[Data excerpts]

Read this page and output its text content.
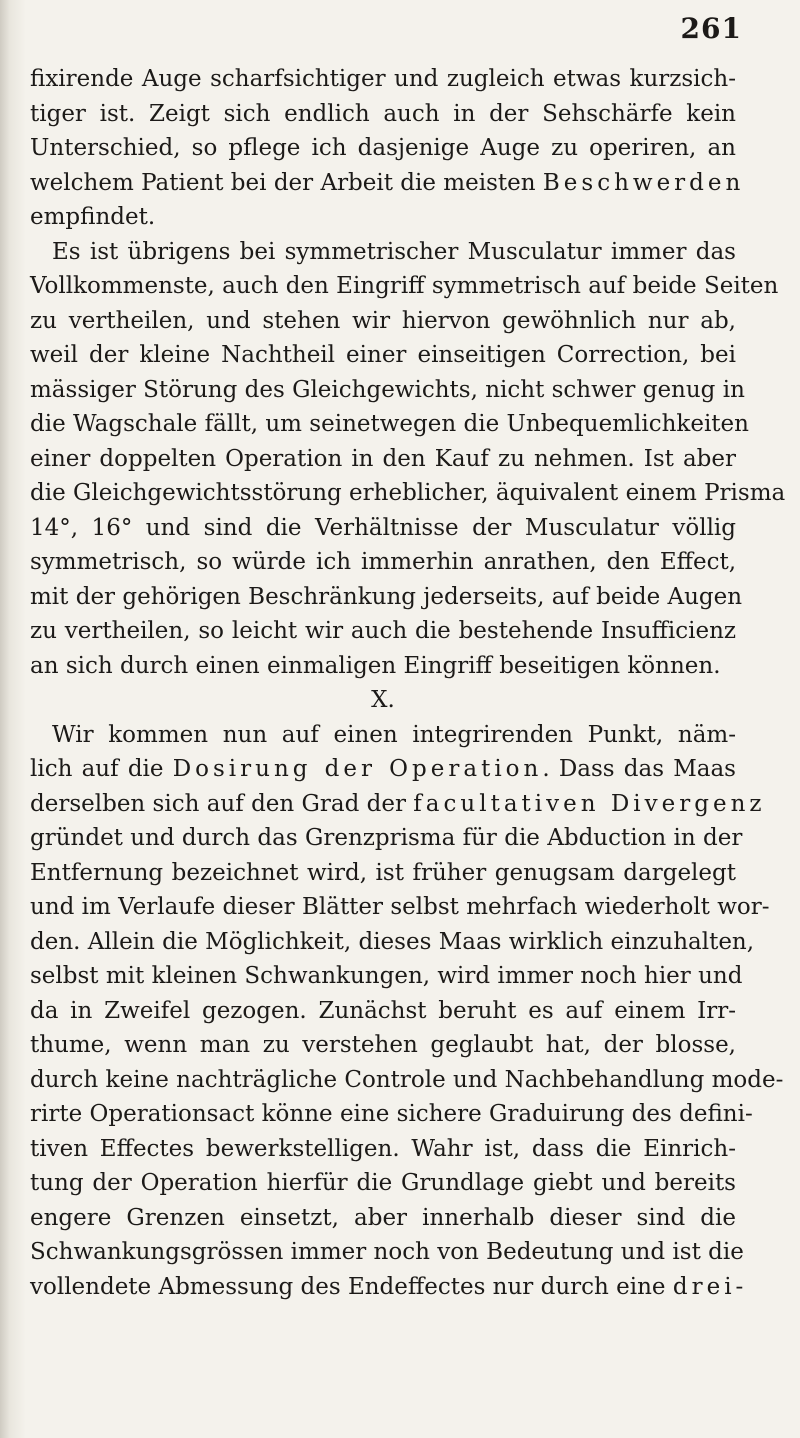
261
fixirende Auge scharfsichtiger und zugleich etwas kurzsich-
tiger ist. Zeigt sich endlich auch in der Sehschärfe kein
Unterschied, so pflege ich dasjenige Auge zu operiren, an
welchem Patient bei der Arbeit die meisten Beschwerden
empfindet.
Es ist übrigens bei symmetrischer Musculatur immer das
Vollkommenste, auch den Eingriff symmetrisch auf beide Seiten
zu vertheilen, und stehen wir hiervon gewöhnlich nur ab,
weil der kleine Nachtheil einer einseitigen Correction, bei
mässiger Störung des Gleichgewichts, nicht schwer genug in
die Wagschale fällt, um seinetwegen die Unbequemlichkeiten
einer doppelten Operation in den Kauf zu nehmen. Ist aber
die Gleichgewichtsstörung erheblicher, äquivalent einem Prisma
14°, 16° und sind die Verhältnisse der Musculatur völlig
symmetrisch, so würde ich immerhin anrathen, den Effect,
mit der gehörigen Beschränkung jederseits, auf beide Augen
zu vertheilen, so leicht wir auch die bestehende Insufficienz
an sich durch einen einmaligen Eingriff beseitigen können.
X.
Wir kommen nun auf einen integrirenden Punkt, näm-
lich auf die Dosirung der Operation. Dass das Maas
derselben sich auf den Grad der facultativen Divergenz
gründet und durch das Grenzprisma für die Abduction in der
Entfernung bezeichnet wird, ist früher genugsam dargelegt
und im Verlaufe dieser Blätter selbst mehrfach wiederholt wor-
den. Allein die Möglichkeit, dieses Maas wirklich einzuhalten,
selbst mit kleinen Schwankungen, wird immer noch hier und
da in Zweifel gezogen. Zunächst beruht es auf einem Irr-
thume, wenn man zu verstehen geglaubt hat, der blosse,
durch keine nachträgliche Controle und Nachbehandlung mode-
rirte Operationsact könne eine sichere Graduirung des defini-
tiven Effectes bewerkstelligen. Wahr ist, dass die Einrich-
tung der Operation hierfür die Grundlage giebt und bereits
engere Grenzen einsetzt, aber innerhalb dieser sind die
Schwankungsgrössen immer noch von Bedeutung und ist die
vollendete Abmessung des Endeffectes nur durch eine drei-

▶ **EXERCISE OBJECTIVE**:
Replicate the material above verbatim; images stay out of the copy.

▶ **FINAL RESULT**:
Read this page and output its text content.
261
fixirende Auge scharfsichtiger und zugleich etwas kurzsich-
tiger ist. Zeigt sich endlich auch in der Sehschärfe kein
Unterschied, so pflege ich dasjenige Auge zu operiren, an
welchem Patient bei der Arbeit die meisten Beschwerden
empfindet.
Es ist übrigens bei symmetrischer Musculatur immer das
Vollkommenste, auch den Eingriff symmetrisch auf beide Seiten
zu vertheilen, und stehen wir hiervon gewöhnlich nur ab,
weil der kleine Nachtheil einer einseitigen Correction, bei
mässiger Störung des Gleichgewichts, nicht schwer genug in
die Wagschale fällt, um seinetwegen die Unbequemlichkeiten
einer doppelten Operation in den Kauf zu nehmen. Ist aber
die Gleichgewichtsstörung erheblicher, äquivalent einem Prisma
14°, 16° und sind die Verhältnisse der Musculatur völlig
symmetrisch, so würde ich immerhin anrathen, den Effect,
mit der gehörigen Beschränkung jederseits, auf beide Augen
zu vertheilen, so leicht wir auch die bestehende Insufficienz
an sich durch einen einmaligen Eingriff beseitigen können.
X.
Wir kommen nun auf einen integrirenden Punkt, näm-
lich auf die Dosirung der Operation. Dass das Maas
derselben sich auf den Grad der facultativen Divergenz
gründet und durch das Grenzprisma für die Abduction in der
Entfernung bezeichnet wird, ist früher genugsam dargelegt
und im Verlaufe dieser Blätter selbst mehrfach wiederholt wor-
den. Allein die Möglichkeit, dieses Maas wirklich einzuhalten,
selbst mit kleinen Schwankungen, wird immer noch hier und
da in Zweifel gezogen. Zunächst beruht es auf einem Irr-
thume, wenn man zu verstehen geglaubt hat, der blosse,
durch keine nachträgliche Controle und Nachbehandlung mode-
rirte Operationsact könne eine sichere Graduirung des defini-
tiven Effectes bewerkstelligen. Wahr ist, dass die Einrich-
tung der Operation hierfür die Grundlage giebt und bereits
engere Grenzen einsetzt, aber innerhalb dieser sind die
Schwankungsgrössen immer noch von Bedeutung und ist die
vollendete Abmessung des Endeffectes nur durch eine drei-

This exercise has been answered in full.